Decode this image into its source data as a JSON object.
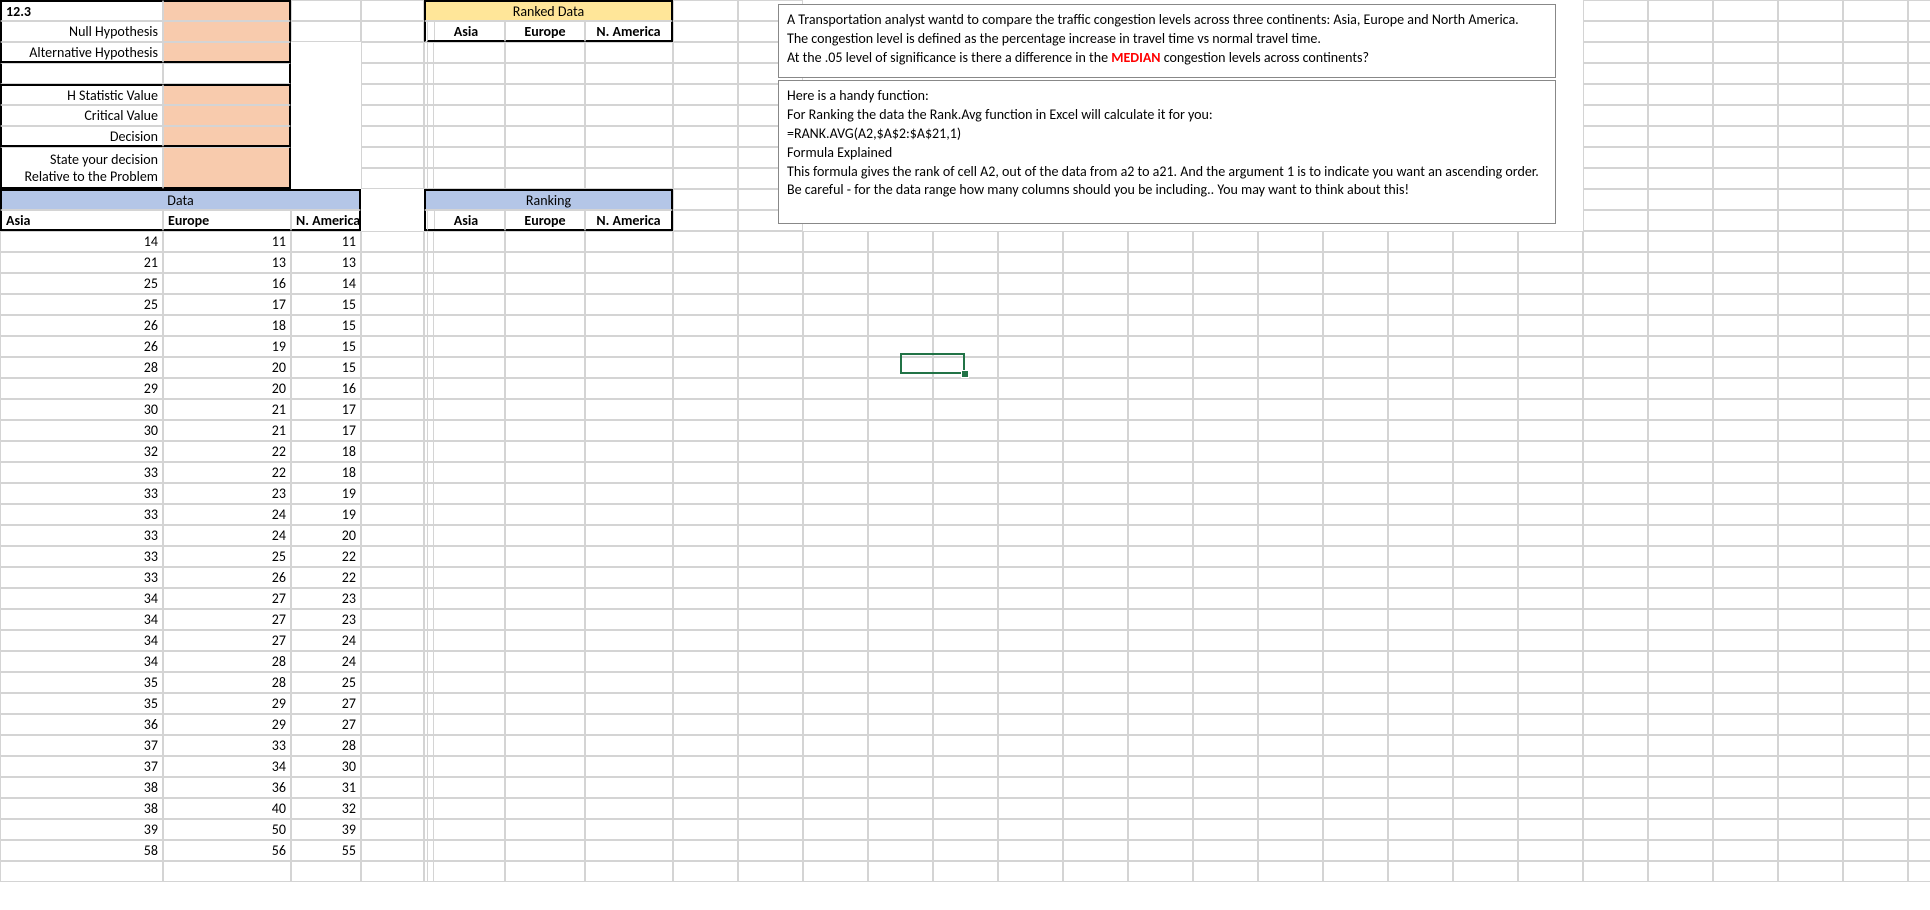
{
  "topLeftLabel": "12.3",
  "hypothesis": {
    "nullLabel": "Null Hypothesis",
    "altLabel": "Alternative Hypothesis",
    "hstatLabel": "H Statistic Value",
    "critLabel": "Critical Value",
    "decisionLabel": "Decision",
    "relativeLabel": "State your decision Relative to the Problem"
  },
  "headers": {
    "ranked_data": "Ranked Data",
    "data": "Data",
    "ranking": "Ranking",
    "asia": "Asia",
    "europe": "Europe",
    "namerica": "N. America"
  },
  "data": {
    "asia": [
      14,
      21,
      25,
      25,
      26,
      26,
      28,
      29,
      30,
      30,
      32,
      33,
      33,
      33,
      33,
      33,
      33,
      34,
      34,
      34,
      34,
      35,
      35,
      36,
      37,
      37,
      38,
      38,
      39,
      58
    ],
    "europe": [
      11,
      13,
      16,
      17,
      18,
      19,
      20,
      20,
      21,
      21,
      22,
      22,
      23,
      24,
      24,
      25,
      26,
      27,
      27,
      27,
      28,
      28,
      29,
      29,
      33,
      34,
      36,
      40,
      50,
      56
    ],
    "namerica": [
      11,
      13,
      14,
      15,
      15,
      15,
      15,
      16,
      17,
      17,
      18,
      18,
      19,
      19,
      20,
      22,
      22,
      23,
      23,
      24,
      24,
      25,
      27,
      27,
      28,
      30,
      31,
      32,
      39,
      55
    ]
  },
  "textbox1": {
    "line1": "A Transportation analyst wantd to compare the traffic congestion levels across three continents:  Asia, Europe and North America.",
    "line2": "The congestion level is defined as the percentage increase in travel time vs normal travel time.",
    "line3a": "At the .05 level of significance is there a difference in the ",
    "median": "MEDIAN",
    "line3b": " congestion levels across continents?"
  },
  "textbox2": {
    "l1": "Here is a handy function:",
    "l2": " For Ranking the data the Rank.Avg function in Excel will calculate it for you:",
    "l3": "=RANK.AVG(A2,$A$2:$A$21,1)",
    "l4": "Formula Explained",
    "l5": "This formula gives the rank of cell A2, out of the data from a2 to a21.  And the argument 1 is to indicate you want an ascending order.",
    "l6": "Be careful - for the data range how many columns should you be including.. You may want to think about this!"
  }
}
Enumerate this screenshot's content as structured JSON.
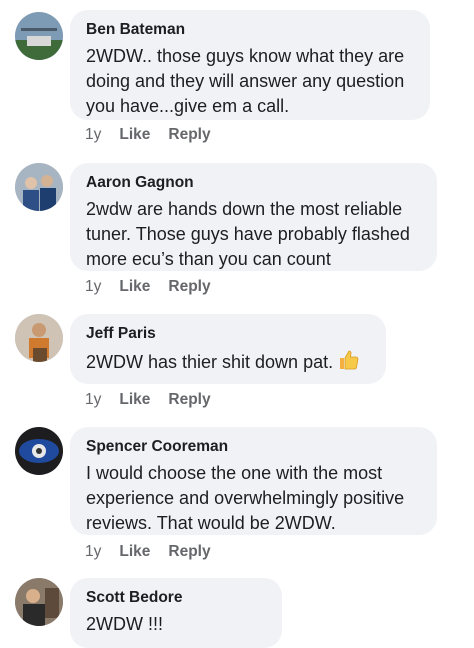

→ **What is required**
Work out how many lines in the records above contain the word "continents", and reply with that number alone.

→ **The output**
2